━━━ RECORD EXCERPTS

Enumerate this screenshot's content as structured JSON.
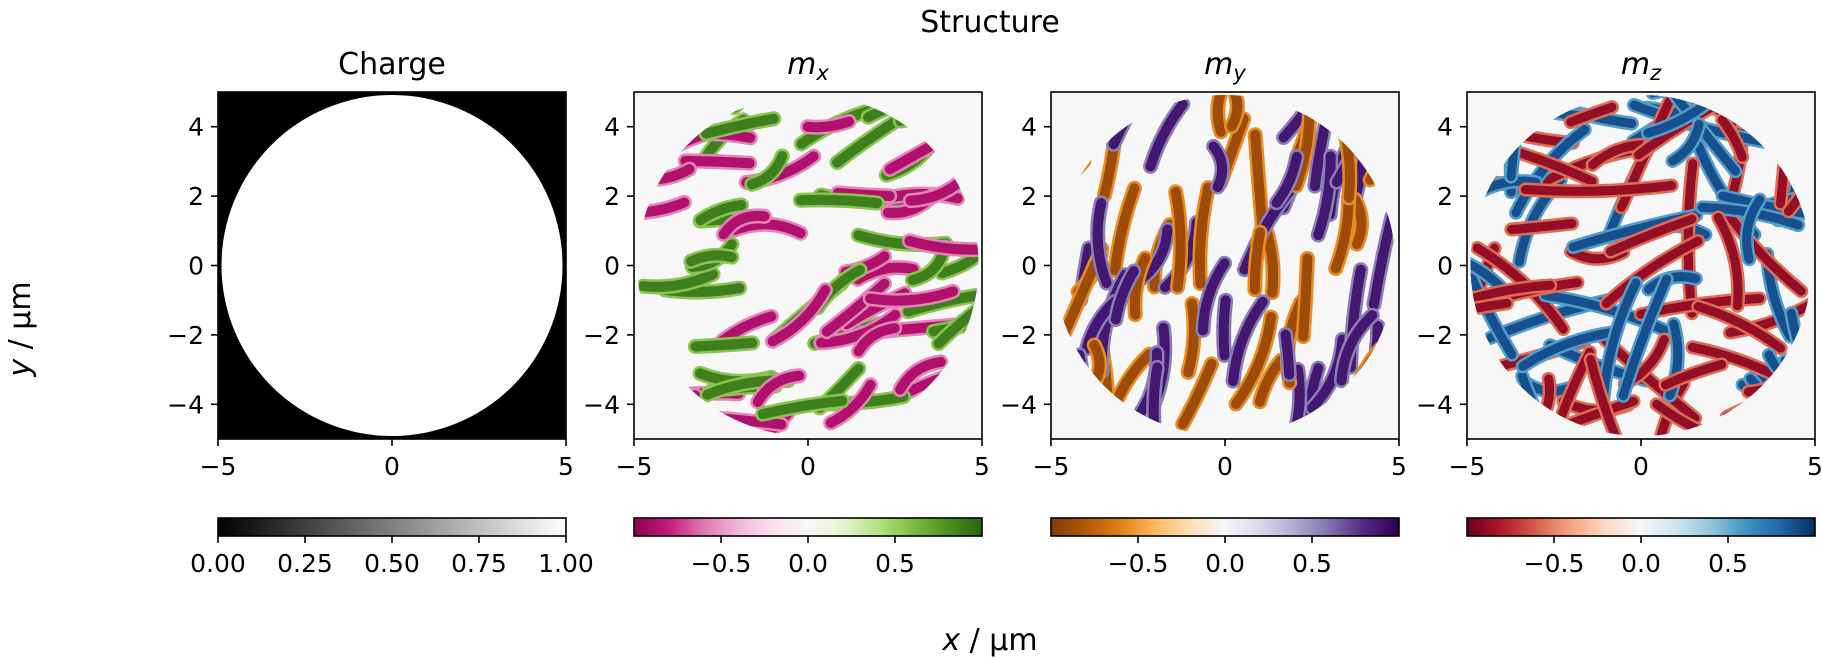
{
  "figure": {
    "suptitle": "Structure",
    "xlabel_prefix": "x",
    "xlabel_suffix": " / µm",
    "ylabel_prefix": "y",
    "ylabel_suffix": " / µm"
  },
  "chart_data": [
    {
      "type": "heatmap",
      "title": "Charge",
      "title_base": "",
      "title_sub": "",
      "colormap": "gray",
      "colors": [
        "#000000",
        "#ffffff"
      ],
      "xlim": [
        -5,
        5
      ],
      "ylim": [
        -5,
        5
      ],
      "xticks": [
        "−5",
        "0",
        "5"
      ],
      "yticks": [
        "4",
        "2",
        "0",
        "−2",
        "−4"
      ],
      "ytick_values": [
        4,
        2,
        0,
        -2,
        -4
      ],
      "xtick_values": [
        -5,
        0,
        5
      ],
      "colorbar": {
        "range": [
          0,
          1
        ],
        "ticks": [
          0,
          0.25,
          0.5,
          0.75,
          1.0
        ],
        "labels": [
          "0.00",
          "0.25",
          "0.50",
          "0.75",
          "1.00"
        ]
      },
      "disk_radius": 4.9,
      "background_value": 0
    },
    {
      "type": "heatmap",
      "title": "",
      "title_base": "m",
      "title_sub": "x",
      "colormap": "PiYG",
      "colors": [
        "#8e0152",
        "#c51b7d",
        "#de77ae",
        "#f1b6da",
        "#fde0ef",
        "#f7f7f7",
        "#e6f5d0",
        "#b8e186",
        "#7fbc41",
        "#4d9221",
        "#276419"
      ],
      "xlim": [
        -5,
        5
      ],
      "ylim": [
        -5,
        5
      ],
      "xticks": [
        "−5",
        "0",
        "5"
      ],
      "yticks": [
        "4",
        "2",
        "0",
        "−2",
        "−4"
      ],
      "ytick_values": [
        4,
        2,
        0,
        -2,
        -4
      ],
      "xtick_values": [
        -5,
        0,
        5
      ],
      "colorbar": {
        "range": [
          -1,
          1
        ],
        "ticks": [
          -0.5,
          0.0,
          0.5
        ],
        "labels": [
          "−0.5",
          "0.0",
          "0.5"
        ]
      },
      "disk_radius": 4.9,
      "background_value": 0
    },
    {
      "type": "heatmap",
      "title": "",
      "title_base": "m",
      "title_sub": "y",
      "colormap": "PuOr",
      "colors": [
        "#7f3b08",
        "#b35806",
        "#e08214",
        "#fdb863",
        "#fee0b6",
        "#f7f7f7",
        "#d8daeb",
        "#b2abd2",
        "#8073ac",
        "#542788",
        "#2d004b"
      ],
      "xlim": [
        -5,
        5
      ],
      "ylim": [
        -5,
        5
      ],
      "xticks": [
        "−5",
        "0",
        "5"
      ],
      "yticks": [
        "4",
        "2",
        "0",
        "−2",
        "−4"
      ],
      "ytick_values": [
        4,
        2,
        0,
        -2,
        -4
      ],
      "xtick_values": [
        -5,
        0,
        5
      ],
      "colorbar": {
        "range": [
          -1,
          1
        ],
        "ticks": [
          -0.5,
          0.0,
          0.5
        ],
        "labels": [
          "−0.5",
          "0.0",
          "0.5"
        ]
      },
      "disk_radius": 4.9,
      "background_value": 0
    },
    {
      "type": "heatmap",
      "title": "",
      "title_base": "m",
      "title_sub": "z",
      "colormap": "RdBu",
      "colors": [
        "#67001f",
        "#b2182b",
        "#d6604d",
        "#f4a582",
        "#fddbc7",
        "#f7f7f7",
        "#d1e5f0",
        "#92c5de",
        "#4393c3",
        "#2166ac",
        "#053061"
      ],
      "xlim": [
        -5,
        5
      ],
      "ylim": [
        -5,
        5
      ],
      "xticks": [
        "−5",
        "0",
        "5"
      ],
      "yticks": [
        "4",
        "2",
        "0",
        "−2",
        "−4"
      ],
      "ytick_values": [
        4,
        2,
        0,
        -2,
        -4
      ],
      "xtick_values": [
        -5,
        0,
        5
      ],
      "colorbar": {
        "range": [
          -1,
          1
        ],
        "ticks": [
          -0.5,
          0.0,
          0.5
        ],
        "labels": [
          "−0.5",
          "0.0",
          "0.5"
        ]
      },
      "disk_radius": 4.9,
      "background_value": 0
    }
  ]
}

━━━━━━

INSTRUCTION –
From the data, pick out every line that includes "colormap".

SOLUTION BELOW –
      "colormap": "gray",
      "colormap": "PiYG",
      "colormap": "PuOr",
      "colormap": "RdBu",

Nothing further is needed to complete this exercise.